## PROBLEM DETAILS
Pull out every line from the listing that has the word "Alta".

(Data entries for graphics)
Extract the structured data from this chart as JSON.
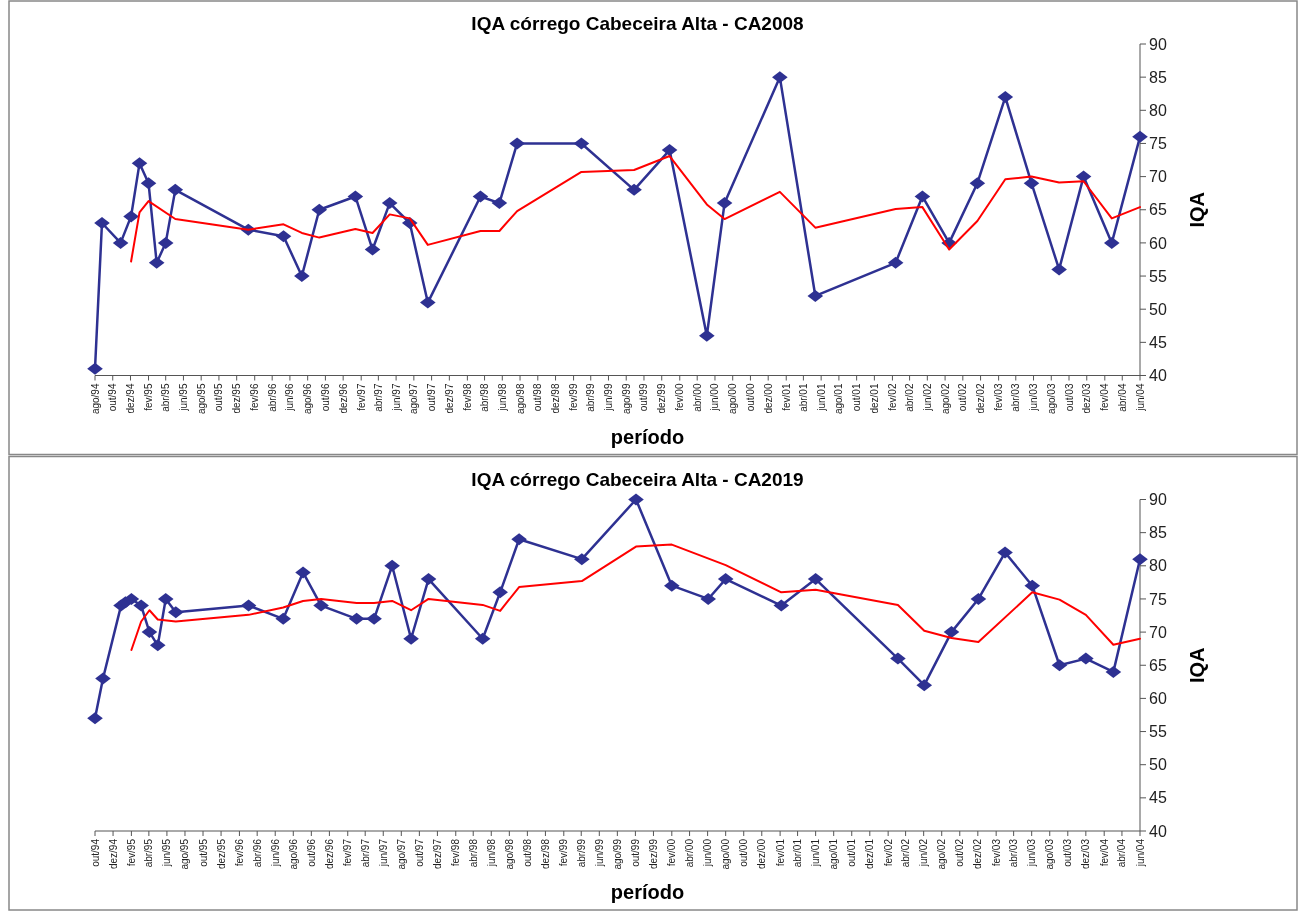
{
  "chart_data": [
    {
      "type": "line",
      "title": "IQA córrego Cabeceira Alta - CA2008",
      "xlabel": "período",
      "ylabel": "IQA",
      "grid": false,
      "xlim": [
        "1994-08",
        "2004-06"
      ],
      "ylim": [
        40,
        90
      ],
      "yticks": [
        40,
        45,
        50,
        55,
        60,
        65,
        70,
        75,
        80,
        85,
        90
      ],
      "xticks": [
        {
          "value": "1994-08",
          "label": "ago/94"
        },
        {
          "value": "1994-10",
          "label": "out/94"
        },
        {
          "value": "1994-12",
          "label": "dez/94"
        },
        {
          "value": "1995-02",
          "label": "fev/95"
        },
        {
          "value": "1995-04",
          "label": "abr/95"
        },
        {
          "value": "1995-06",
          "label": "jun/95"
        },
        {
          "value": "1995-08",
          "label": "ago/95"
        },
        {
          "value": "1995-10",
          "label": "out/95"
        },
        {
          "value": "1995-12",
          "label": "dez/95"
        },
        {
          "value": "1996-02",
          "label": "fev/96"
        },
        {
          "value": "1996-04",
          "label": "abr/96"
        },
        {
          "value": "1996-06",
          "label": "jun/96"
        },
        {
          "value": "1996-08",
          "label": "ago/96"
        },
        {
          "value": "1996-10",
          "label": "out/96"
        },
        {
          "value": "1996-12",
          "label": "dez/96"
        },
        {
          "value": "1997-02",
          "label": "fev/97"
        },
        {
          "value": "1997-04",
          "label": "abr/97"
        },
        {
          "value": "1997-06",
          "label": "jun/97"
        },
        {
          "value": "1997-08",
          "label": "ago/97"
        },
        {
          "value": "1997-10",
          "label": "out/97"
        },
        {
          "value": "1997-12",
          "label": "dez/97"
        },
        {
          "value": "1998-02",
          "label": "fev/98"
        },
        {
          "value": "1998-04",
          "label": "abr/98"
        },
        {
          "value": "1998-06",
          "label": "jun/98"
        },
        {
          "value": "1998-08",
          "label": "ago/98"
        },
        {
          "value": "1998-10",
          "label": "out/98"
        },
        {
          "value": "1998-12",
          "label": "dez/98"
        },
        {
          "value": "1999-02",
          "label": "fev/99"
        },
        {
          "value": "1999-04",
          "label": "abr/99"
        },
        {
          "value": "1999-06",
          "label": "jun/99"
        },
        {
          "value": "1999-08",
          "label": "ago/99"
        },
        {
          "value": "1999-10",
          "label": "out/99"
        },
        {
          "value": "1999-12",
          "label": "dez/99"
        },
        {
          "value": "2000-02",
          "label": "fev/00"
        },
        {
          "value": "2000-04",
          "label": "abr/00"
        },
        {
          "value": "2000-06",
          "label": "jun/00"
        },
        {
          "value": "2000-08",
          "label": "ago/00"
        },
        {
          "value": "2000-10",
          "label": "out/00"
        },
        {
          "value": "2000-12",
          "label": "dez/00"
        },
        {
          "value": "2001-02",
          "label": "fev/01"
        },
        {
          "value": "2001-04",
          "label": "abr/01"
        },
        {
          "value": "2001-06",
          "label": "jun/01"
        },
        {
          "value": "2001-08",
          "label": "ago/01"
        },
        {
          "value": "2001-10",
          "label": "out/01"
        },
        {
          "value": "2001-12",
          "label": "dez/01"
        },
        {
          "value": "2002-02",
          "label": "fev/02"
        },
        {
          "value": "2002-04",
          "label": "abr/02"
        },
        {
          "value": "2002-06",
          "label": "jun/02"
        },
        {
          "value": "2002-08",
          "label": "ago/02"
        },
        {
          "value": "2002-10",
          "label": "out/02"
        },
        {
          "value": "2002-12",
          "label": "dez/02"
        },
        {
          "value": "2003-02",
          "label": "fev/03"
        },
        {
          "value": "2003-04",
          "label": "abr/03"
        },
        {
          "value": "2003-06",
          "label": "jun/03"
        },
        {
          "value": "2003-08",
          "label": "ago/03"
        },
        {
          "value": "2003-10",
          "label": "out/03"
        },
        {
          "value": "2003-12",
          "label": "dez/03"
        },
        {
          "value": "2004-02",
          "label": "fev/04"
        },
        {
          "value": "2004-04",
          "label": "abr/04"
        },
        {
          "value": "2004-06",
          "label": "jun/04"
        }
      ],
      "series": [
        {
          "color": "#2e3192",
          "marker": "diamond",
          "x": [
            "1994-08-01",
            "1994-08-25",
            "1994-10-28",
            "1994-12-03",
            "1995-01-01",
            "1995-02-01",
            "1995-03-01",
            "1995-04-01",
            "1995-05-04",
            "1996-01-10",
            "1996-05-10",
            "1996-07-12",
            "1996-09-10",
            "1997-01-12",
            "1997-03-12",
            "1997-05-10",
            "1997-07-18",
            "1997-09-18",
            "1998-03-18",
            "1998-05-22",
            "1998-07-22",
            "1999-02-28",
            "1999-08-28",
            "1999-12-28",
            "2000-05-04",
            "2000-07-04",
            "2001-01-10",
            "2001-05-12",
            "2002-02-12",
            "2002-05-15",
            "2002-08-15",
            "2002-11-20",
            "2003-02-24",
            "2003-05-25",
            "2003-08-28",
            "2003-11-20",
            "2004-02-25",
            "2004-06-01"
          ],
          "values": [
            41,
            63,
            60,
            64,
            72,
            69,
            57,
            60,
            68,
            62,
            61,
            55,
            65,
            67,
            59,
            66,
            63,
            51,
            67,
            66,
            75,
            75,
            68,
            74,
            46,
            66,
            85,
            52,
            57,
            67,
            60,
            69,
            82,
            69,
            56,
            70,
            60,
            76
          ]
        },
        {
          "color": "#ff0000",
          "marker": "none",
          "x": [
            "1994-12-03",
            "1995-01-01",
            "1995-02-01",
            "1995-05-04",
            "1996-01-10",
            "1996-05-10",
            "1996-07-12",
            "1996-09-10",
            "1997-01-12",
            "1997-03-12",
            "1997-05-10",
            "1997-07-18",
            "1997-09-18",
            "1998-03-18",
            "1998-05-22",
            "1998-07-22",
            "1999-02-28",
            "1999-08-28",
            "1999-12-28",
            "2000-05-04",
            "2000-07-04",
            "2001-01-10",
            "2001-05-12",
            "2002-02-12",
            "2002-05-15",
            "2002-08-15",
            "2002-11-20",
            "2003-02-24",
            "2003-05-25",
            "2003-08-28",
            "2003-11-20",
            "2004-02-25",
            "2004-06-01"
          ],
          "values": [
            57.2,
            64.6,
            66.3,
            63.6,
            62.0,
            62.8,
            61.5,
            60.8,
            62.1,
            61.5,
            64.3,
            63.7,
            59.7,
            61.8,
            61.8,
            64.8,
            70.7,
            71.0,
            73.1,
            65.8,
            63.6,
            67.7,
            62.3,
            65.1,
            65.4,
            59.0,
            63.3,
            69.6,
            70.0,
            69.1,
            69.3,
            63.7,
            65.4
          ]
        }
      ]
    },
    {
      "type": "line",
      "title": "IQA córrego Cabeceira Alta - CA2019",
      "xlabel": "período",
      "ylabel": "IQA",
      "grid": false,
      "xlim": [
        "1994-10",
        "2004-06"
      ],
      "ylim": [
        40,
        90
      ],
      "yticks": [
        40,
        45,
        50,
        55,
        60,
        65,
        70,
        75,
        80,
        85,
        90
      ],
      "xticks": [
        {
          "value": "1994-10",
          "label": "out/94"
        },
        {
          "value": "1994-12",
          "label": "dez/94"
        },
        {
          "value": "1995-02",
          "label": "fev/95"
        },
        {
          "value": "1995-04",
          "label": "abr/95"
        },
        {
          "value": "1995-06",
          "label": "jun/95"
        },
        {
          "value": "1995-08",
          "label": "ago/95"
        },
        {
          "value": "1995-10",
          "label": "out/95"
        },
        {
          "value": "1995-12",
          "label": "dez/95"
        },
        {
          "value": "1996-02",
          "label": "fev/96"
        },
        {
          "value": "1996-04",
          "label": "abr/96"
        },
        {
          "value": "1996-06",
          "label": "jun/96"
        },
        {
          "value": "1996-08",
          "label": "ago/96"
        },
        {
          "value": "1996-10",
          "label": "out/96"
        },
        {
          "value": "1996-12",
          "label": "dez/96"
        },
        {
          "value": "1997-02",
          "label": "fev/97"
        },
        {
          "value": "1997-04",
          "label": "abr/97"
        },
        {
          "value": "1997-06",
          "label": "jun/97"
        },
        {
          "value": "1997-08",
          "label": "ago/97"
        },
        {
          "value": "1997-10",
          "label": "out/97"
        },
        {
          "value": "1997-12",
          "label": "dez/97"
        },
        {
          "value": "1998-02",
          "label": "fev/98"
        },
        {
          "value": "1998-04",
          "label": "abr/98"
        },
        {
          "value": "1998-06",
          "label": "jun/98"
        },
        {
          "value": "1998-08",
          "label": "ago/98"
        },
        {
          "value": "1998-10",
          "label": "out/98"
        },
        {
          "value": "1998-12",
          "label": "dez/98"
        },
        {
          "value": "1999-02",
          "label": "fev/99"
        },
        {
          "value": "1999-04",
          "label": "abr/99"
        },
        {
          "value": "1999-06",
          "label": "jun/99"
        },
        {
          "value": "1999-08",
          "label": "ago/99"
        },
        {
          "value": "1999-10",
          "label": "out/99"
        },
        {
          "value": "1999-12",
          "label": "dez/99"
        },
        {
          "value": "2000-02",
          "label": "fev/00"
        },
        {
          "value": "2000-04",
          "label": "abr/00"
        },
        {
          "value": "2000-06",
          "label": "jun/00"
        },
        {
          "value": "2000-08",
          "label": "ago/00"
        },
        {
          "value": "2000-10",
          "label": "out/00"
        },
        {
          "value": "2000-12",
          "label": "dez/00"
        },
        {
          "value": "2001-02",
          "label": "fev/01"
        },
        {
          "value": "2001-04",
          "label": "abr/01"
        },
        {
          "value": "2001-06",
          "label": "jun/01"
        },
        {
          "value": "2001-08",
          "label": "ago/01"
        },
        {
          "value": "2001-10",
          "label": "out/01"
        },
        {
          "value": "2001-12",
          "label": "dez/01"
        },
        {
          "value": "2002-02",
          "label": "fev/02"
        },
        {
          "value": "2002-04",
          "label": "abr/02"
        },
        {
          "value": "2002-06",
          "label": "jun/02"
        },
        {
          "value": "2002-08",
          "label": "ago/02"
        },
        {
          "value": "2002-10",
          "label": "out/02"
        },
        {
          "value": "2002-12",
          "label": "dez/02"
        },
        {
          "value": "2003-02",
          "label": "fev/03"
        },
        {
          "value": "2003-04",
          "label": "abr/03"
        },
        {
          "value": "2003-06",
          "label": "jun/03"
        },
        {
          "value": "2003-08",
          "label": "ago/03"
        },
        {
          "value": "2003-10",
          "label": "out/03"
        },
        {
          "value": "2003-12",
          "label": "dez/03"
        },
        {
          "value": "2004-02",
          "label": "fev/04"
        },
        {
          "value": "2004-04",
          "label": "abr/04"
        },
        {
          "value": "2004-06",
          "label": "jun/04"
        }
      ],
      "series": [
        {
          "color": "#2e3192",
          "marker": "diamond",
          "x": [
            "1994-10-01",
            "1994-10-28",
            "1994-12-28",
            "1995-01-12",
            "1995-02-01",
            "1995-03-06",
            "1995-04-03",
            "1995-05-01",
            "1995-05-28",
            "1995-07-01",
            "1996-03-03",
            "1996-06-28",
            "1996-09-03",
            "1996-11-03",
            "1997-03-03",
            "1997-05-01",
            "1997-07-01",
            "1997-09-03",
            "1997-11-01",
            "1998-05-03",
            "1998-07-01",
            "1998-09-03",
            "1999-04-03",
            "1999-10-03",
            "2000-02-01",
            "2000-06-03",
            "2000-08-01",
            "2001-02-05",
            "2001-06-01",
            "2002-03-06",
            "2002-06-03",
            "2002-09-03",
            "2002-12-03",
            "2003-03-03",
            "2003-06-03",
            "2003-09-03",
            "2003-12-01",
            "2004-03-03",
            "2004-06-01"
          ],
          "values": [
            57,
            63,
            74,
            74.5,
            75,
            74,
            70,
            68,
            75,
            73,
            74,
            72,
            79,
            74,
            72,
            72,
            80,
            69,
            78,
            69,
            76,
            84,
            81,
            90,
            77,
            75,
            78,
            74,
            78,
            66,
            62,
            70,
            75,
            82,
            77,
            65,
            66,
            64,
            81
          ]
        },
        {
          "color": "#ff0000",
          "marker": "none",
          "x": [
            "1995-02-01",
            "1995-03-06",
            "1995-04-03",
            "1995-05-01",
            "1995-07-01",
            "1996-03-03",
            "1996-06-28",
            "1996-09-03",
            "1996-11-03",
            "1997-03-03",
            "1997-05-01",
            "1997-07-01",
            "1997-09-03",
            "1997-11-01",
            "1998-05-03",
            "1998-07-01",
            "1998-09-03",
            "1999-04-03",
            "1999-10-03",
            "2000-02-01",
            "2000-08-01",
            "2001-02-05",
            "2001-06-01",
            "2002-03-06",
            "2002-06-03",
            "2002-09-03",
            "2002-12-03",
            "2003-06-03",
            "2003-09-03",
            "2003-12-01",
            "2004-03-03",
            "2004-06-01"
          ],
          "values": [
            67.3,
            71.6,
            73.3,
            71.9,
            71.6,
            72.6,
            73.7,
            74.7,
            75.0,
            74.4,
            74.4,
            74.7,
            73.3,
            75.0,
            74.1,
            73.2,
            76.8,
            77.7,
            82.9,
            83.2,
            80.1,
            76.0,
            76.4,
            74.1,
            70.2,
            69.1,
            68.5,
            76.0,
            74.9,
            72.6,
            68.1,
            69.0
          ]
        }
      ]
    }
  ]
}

## OUTPUT OF THE TASK
      "title": "IQA córrego Cabeceira Alta - CA2008",
      "title": "IQA córrego Cabeceira Alta - CA2019",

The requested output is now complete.